→ WHAT NEEDS TO BE DONE
Transcribe each record below word for word.

Stored data:
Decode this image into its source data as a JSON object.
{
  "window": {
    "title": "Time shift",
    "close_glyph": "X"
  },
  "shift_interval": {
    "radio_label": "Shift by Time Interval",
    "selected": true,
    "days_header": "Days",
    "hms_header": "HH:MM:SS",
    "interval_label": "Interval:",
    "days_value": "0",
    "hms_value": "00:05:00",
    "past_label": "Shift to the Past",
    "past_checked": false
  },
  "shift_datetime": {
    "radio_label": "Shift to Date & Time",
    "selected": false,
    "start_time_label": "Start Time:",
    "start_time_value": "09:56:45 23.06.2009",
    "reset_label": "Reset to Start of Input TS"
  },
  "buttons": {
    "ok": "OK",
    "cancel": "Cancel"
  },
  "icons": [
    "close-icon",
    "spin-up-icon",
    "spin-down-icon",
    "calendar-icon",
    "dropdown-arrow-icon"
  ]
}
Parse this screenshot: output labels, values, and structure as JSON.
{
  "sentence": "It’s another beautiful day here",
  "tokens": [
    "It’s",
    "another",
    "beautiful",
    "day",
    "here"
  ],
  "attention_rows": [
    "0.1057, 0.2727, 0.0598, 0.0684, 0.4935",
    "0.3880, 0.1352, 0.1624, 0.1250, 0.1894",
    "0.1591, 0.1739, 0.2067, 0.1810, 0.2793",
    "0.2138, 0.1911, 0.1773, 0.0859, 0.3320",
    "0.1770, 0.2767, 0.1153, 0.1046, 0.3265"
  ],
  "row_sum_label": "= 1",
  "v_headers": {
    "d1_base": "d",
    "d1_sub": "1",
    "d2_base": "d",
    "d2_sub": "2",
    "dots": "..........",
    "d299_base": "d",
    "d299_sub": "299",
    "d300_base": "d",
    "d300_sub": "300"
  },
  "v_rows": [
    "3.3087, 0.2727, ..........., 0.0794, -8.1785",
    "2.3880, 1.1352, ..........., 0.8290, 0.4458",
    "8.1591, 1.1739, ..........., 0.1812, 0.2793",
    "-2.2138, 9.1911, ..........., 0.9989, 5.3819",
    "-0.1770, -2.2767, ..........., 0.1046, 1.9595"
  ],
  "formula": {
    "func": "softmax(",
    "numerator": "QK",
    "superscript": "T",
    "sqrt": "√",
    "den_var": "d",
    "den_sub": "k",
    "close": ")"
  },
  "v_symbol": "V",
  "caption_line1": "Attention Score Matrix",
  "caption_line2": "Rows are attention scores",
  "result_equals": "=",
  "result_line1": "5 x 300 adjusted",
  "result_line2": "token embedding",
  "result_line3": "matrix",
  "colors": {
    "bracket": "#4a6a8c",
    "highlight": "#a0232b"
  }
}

→ EXERCISE ANSWER
Decode this image into its source data as a JSON object.
{
  "window": {
    "title": "Time shift",
    "close_glyph": "X"
  },
  "shift_interval": {
    "radio_label": "Shift by Time Interval",
    "selected": true,
    "days_header": "Days",
    "hms_header": "HH:MM:SS",
    "interval_label": "Interval:",
    "days_value": "0",
    "hms_value": "00:05:00",
    "past_label": "Shift to the Past",
    "past_checked": false
  },
  "shift_datetime": {
    "radio_label": "Shift to Date & Time",
    "selected": false,
    "start_time_label": "Start Time:",
    "start_time_value": "09:56:45 23.06.2009",
    "reset_label": "Reset to Start of Input TS"
  },
  "buttons": {
    "ok": "OK",
    "cancel": "Cancel"
  },
  "icons": [
    "close-icon",
    "spin-up-icon",
    "spin-down-icon",
    "calendar-icon",
    "dropdown-arrow-icon"
  ]
}
Parse this screenshot: output labels, values, and structure as JSON.
{
  "sentence": "It’s another beautiful day here",
  "tokens": [
    "It’s",
    "another",
    "beautiful",
    "day",
    "here"
  ],
  "attention_rows": [
    "0.1057, 0.2727, 0.0598, 0.0684, 0.4935",
    "0.3880, 0.1352, 0.1624, 0.1250, 0.1894",
    "0.1591, 0.1739, 0.2067, 0.1810, 0.2793",
    "0.2138, 0.1911, 0.1773, 0.0859, 0.3320",
    "0.1770, 0.2767, 0.1153, 0.1046, 0.3265"
  ],
  "row_sum_label": "= 1",
  "v_headers": {
    "d1_base": "d",
    "d1_sub": "1",
    "d2_base": "d",
    "d2_sub": "2",
    "dots": "..........",
    "d299_base": "d",
    "d299_sub": "299",
    "d300_base": "d",
    "d300_sub": "300"
  },
  "v_rows": [
    "3.3087, 0.2727, ..........., 0.0794, -8.1785",
    "2.3880, 1.1352, ..........., 0.8290, 0.4458",
    "8.1591, 1.1739, ..........., 0.1812, 0.2793",
    "-2.2138, 9.1911, ..........., 0.9989, 5.3819",
    "-0.1770, -2.2767, ..........., 0.1046, 1.9595"
  ],
  "formula": {
    "func": "softmax(",
    "numerator": "QK",
    "superscript": "T",
    "sqrt": "√",
    "den_var": "d",
    "den_sub": "k",
    "close": ")"
  },
  "v_symbol": "V",
  "caption_line1": "Attention Score Matrix",
  "caption_line2": "Rows are attention scores",
  "result_equals": "=",
  "result_line1": "5 x 300 adjusted",
  "result_line2": "token embedding",
  "result_line3": "matrix",
  "colors": {
    "bracket": "#4a6a8c",
    "highlight": "#a0232b"
  }
}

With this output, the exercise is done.